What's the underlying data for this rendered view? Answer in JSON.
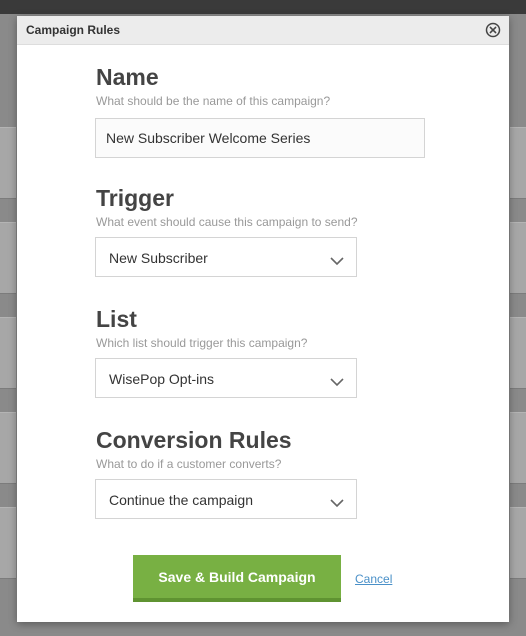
{
  "modal": {
    "title": "Campaign Rules",
    "close_icon": "close-circle-icon"
  },
  "name_section": {
    "title": "Name",
    "help": "What should be the name of this campaign?",
    "value": "New Subscriber Welcome Series"
  },
  "trigger_section": {
    "title": "Trigger",
    "help": "What event should cause this campaign to send?",
    "selected": "New Subscriber",
    "icon": "chevron-down-icon"
  },
  "list_section": {
    "title": "List",
    "help": "Which list should trigger this campaign?",
    "selected": "WisePop Opt-ins",
    "icon": "chevron-down-icon"
  },
  "conversion_section": {
    "title": "Conversion Rules",
    "help": "What to do if a customer converts?",
    "selected": "Continue the campaign",
    "icon": "chevron-down-icon"
  },
  "actions": {
    "primary_label": "Save & Build Campaign",
    "cancel_label": "Cancel"
  },
  "colors": {
    "primary": "#78b043",
    "link": "#4a90c8",
    "overlay": "#8a8a8a"
  }
}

####

THE PROBLEM:
Pictures don't belong in the copy. Restate all the entries exactly.

RESPONSE TO THE TASK:
What's the underlying data for this rendered view? Answer in JSON.
{
  "modal": {
    "title": "Campaign Rules",
    "close_icon": "close-circle-icon"
  },
  "name_section": {
    "title": "Name",
    "help": "What should be the name of this campaign?",
    "value": "New Subscriber Welcome Series"
  },
  "trigger_section": {
    "title": "Trigger",
    "help": "What event should cause this campaign to send?",
    "selected": "New Subscriber",
    "icon": "chevron-down-icon"
  },
  "list_section": {
    "title": "List",
    "help": "Which list should trigger this campaign?",
    "selected": "WisePop Opt-ins",
    "icon": "chevron-down-icon"
  },
  "conversion_section": {
    "title": "Conversion Rules",
    "help": "What to do if a customer converts?",
    "selected": "Continue the campaign",
    "icon": "chevron-down-icon"
  },
  "actions": {
    "primary_label": "Save & Build Campaign",
    "cancel_label": "Cancel"
  },
  "colors": {
    "primary": "#78b043",
    "link": "#4a90c8",
    "overlay": "#8a8a8a"
  }
}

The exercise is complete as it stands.